Given task:
Retype each line of the material exactly, please, skipping any picture in it.

Task data:
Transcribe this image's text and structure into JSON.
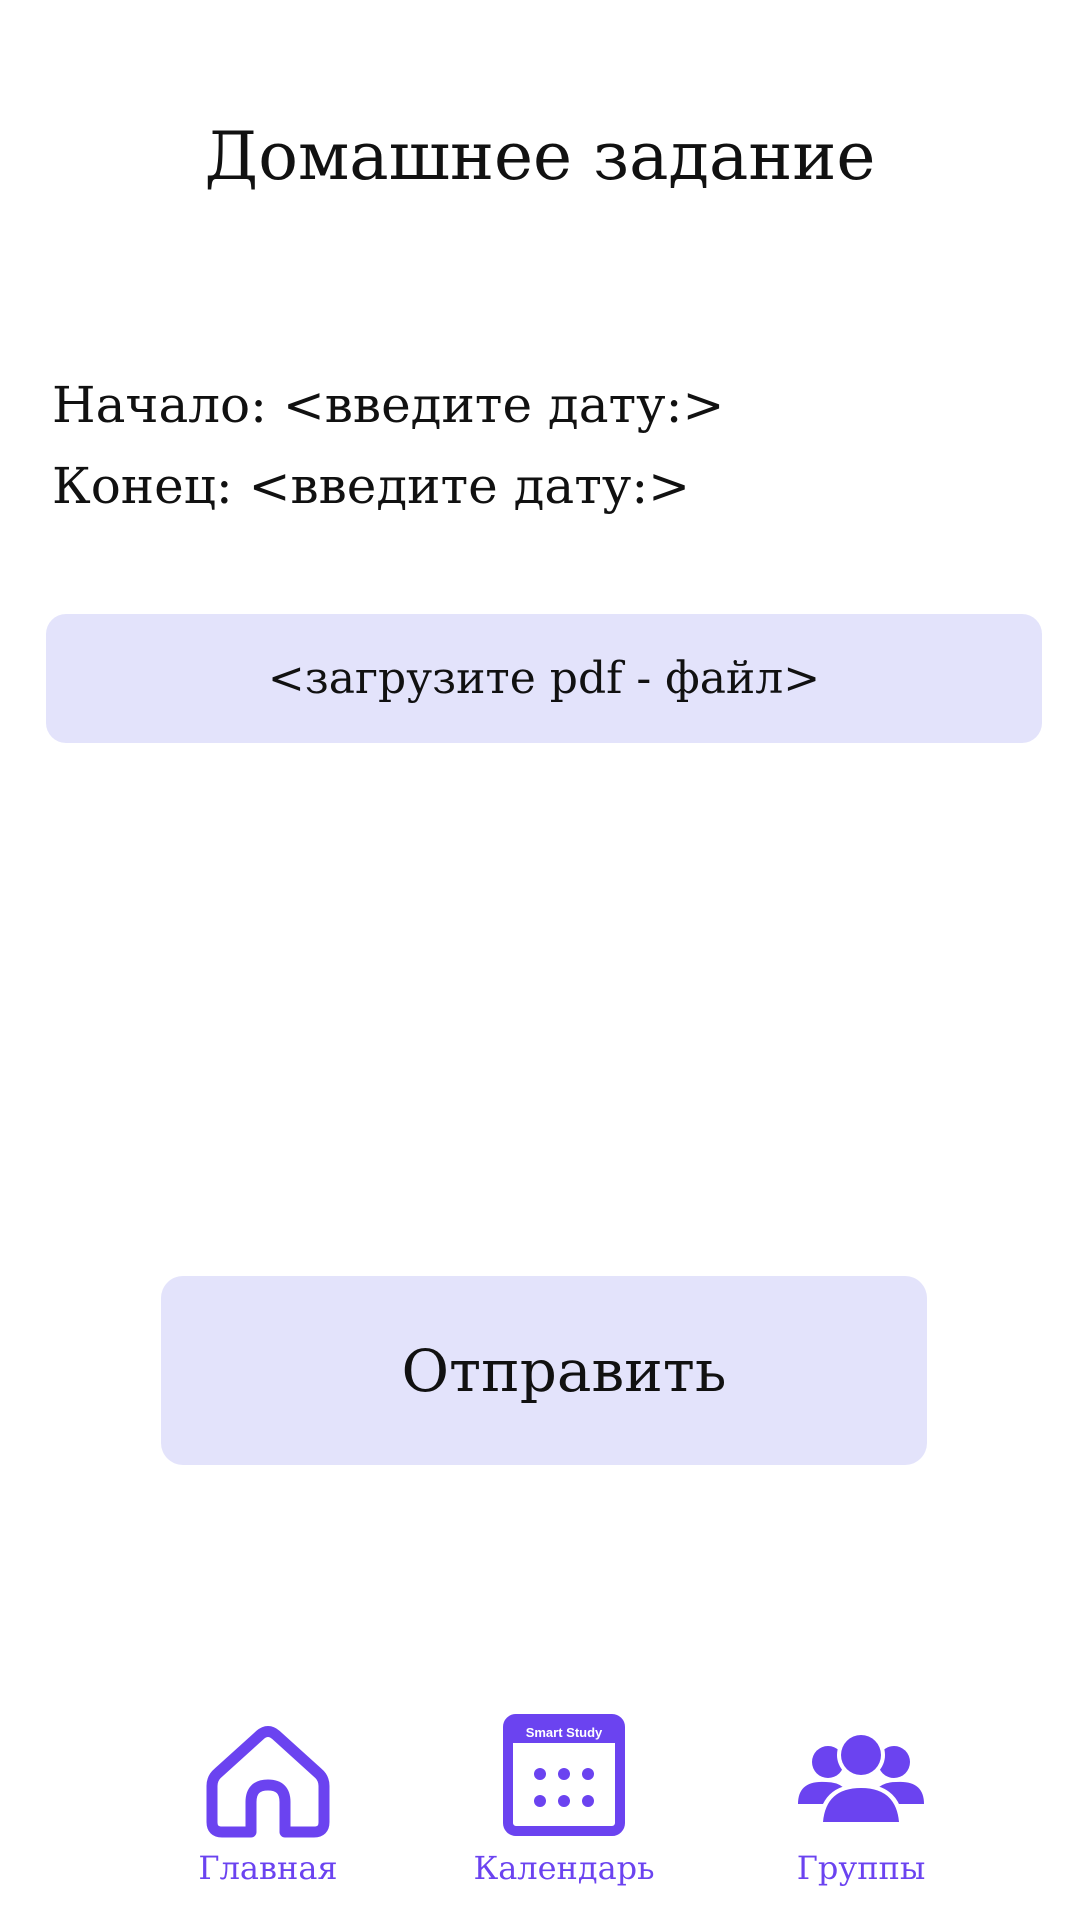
{
  "header": {
    "title": "Домашнее задание"
  },
  "form": {
    "start_label": "Начало: <введите дату:>",
    "end_label": "Конец: <введите дату:>",
    "upload_label": "<загрузите pdf - файл>",
    "submit_label": "Отправить"
  },
  "bottom_nav": {
    "items": [
      {
        "label": "Главная",
        "icon": "home-icon"
      },
      {
        "label": "Календарь",
        "icon": "calendar-icon",
        "icon_text": "Smart Study"
      },
      {
        "label": "Группы",
        "icon": "group-icon"
      }
    ]
  },
  "colors": {
    "accent": "#6b43f0",
    "button_background": "#e3e3fb",
    "text": "#111111",
    "background": "#ffffff"
  }
}
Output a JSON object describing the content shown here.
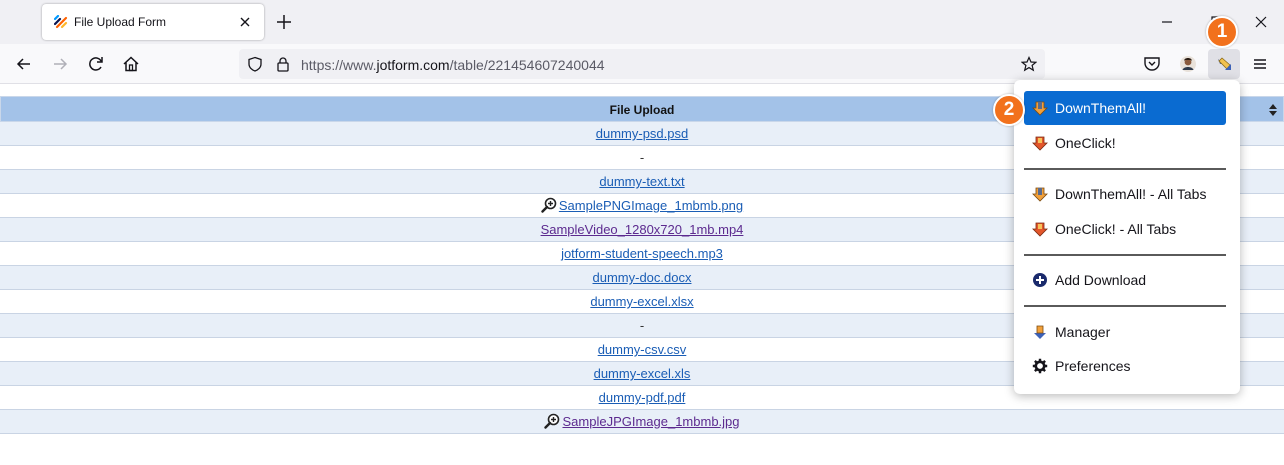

Result of this exercise:
Transcribe this image's text and structure into JSON.
{
  "header": {
    "title": "Домашнее задание"
  },
  "form": {
    "start_label": "Начало: <введите дату:>",
    "end_label": "Конец: <введите дату:>",
    "upload_label": "<загрузите pdf - файл>",
    "submit_label": "Отправить"
  },
  "bottom_nav": {
    "items": [
      {
        "label": "Главная",
        "icon": "home-icon"
      },
      {
        "label": "Календарь",
        "icon": "calendar-icon",
        "icon_text": "Smart Study"
      },
      {
        "label": "Группы",
        "icon": "group-icon"
      }
    ]
  },
  "colors": {
    "accent": "#6b43f0",
    "button_background": "#e3e3fb",
    "text": "#111111",
    "background": "#ffffff"
  }
}
Output a JSON object describing the content shown here.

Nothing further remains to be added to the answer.